▸ What is needed
Present the following entries again, word for word and in full.
:::::
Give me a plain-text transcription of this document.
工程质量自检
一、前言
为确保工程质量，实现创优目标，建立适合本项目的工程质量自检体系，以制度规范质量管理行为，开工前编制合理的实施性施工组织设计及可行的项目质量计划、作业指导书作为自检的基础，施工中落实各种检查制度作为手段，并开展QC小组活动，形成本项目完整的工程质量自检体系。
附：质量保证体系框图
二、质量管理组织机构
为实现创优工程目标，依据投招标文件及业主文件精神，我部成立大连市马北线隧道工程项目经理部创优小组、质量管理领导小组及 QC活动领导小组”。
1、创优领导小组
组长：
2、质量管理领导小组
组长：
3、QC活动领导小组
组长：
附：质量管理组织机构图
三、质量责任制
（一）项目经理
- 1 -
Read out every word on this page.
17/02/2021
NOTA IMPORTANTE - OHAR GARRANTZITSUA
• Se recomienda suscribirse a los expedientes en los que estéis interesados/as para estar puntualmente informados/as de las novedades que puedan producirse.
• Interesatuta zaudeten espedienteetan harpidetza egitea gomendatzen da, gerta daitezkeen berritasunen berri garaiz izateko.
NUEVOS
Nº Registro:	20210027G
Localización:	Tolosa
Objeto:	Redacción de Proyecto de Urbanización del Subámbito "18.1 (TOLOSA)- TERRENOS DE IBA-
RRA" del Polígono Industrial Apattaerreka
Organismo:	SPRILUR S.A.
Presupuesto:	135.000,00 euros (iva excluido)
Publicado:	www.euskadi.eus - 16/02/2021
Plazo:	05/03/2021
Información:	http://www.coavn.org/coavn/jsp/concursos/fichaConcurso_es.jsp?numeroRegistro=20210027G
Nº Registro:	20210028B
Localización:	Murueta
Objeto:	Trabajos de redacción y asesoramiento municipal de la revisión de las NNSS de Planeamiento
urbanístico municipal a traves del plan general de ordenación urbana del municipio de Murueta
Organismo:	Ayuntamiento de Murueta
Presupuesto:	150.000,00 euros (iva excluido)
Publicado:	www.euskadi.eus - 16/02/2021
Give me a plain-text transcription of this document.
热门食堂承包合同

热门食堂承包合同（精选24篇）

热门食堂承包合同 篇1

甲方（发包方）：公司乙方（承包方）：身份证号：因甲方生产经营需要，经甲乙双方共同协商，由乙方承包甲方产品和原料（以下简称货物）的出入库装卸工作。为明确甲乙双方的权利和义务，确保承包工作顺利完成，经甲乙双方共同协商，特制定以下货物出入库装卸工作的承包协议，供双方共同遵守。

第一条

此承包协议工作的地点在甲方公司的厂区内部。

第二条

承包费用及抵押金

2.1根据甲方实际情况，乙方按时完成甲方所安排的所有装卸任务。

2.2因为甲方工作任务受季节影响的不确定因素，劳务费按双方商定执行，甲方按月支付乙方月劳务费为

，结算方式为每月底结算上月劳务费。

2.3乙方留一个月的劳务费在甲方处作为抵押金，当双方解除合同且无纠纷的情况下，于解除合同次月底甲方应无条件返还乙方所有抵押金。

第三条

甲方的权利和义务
:::::
▸ Task response
Give me a plain-text transcription of this document.
工程质量自检
一、前言
为确保工程质量，实现创优目标，建立适合本项目的工程质量自检体系，以制度规范质量管理行为，开工前编制合理的实施性施工组织设计及可行的项目质量计划、作业指导书作为自检的基础，施工中落实各种检查制度作为手段，并开展QC小组活动，形成本项目完整的工程质量自检体系。
附：质量保证体系框图
二、质量管理组织机构
为实现创优工程目标，依据投招标文件及业主文件精神，我部成立大连市马北线隧道工程项目经理部创优小组、质量管理领导小组及 QC活动领导小组”。
1、创优领导小组
组长：
2、质量管理领导小组
组长：
3、QC活动领导小组
组长：
附：质量管理组织机构图
三、质量责任制
（一）项目经理
- 1 -
Read out every word on this page.
17/02/2021
NOTA IMPORTANTE - OHAR GARRANTZITSUA
• Se recomienda suscribirse a los expedientes en los que estéis interesados/as para estar puntualmente informados/as de las novedades que puedan producirse.
• Interesatuta zaudeten espedienteetan harpidetza egitea gomendatzen da, gerta daitezkeen berritasunen berri garaiz izateko.
NUEVOS
Nº Registro:	20210027G
Localización:	Tolosa
Objeto:	Redacción de Proyecto de Urbanización del Subámbito "18.1 (TOLOSA)- TERRENOS DE IBA-
RRA" del Polígono Industrial Apattaerreka
Organismo:	SPRILUR S.A.
Presupuesto:	135.000,00 euros (iva excluido)
Publicado:	www.euskadi.eus - 16/02/2021
Plazo:	05/03/2021
Información:	http://www.coavn.org/coavn/jsp/concursos/fichaConcurso_es.jsp?numeroRegistro=20210027G
Nº Registro:	20210028B
Localización:	Murueta
Objeto:	Trabajos de redacción y asesoramiento municipal de la revisión de las NNSS de Planeamiento
urbanístico municipal a traves del plan general de ordenación urbana del municipio de Murueta
Organismo:	Ayuntamiento de Murueta
Presupuesto:	150.000,00 euros (iva excluido)
Publicado:	www.euskadi.eus - 16/02/2021
Give me a plain-text transcription of this document.
热门食堂承包合同

热门食堂承包合同（精选24篇）

热门食堂承包合同 篇1

甲方（发包方）：公司乙方（承包方）：身份证号：因甲方生产经营需要，经甲乙双方共同协商，由乙方承包甲方产品和原料（以下简称货物）的出入库装卸工作。为明确甲乙双方的权利和义务，确保承包工作顺利完成，经甲乙双方共同协商，特制定以下货物出入库装卸工作的承包协议，供双方共同遵守。

第一条

此承包协议工作的地点在甲方公司的厂区内部。

第二条

承包费用及抵押金

2.1根据甲方实际情况，乙方按时完成甲方所安排的所有装卸任务。

2.2因为甲方工作任务受季节影响的不确定因素，劳务费按双方商定执行，甲方按月支付乙方月劳务费为

，结算方式为每月底结算上月劳务费。

2.3乙方留一个月的劳务费在甲方处作为抵押金，当双方解除合同且无纠纷的情况下，于解除合同次月底甲方应无条件返还乙方所有抵押金。

第三条

甲方的权利和义务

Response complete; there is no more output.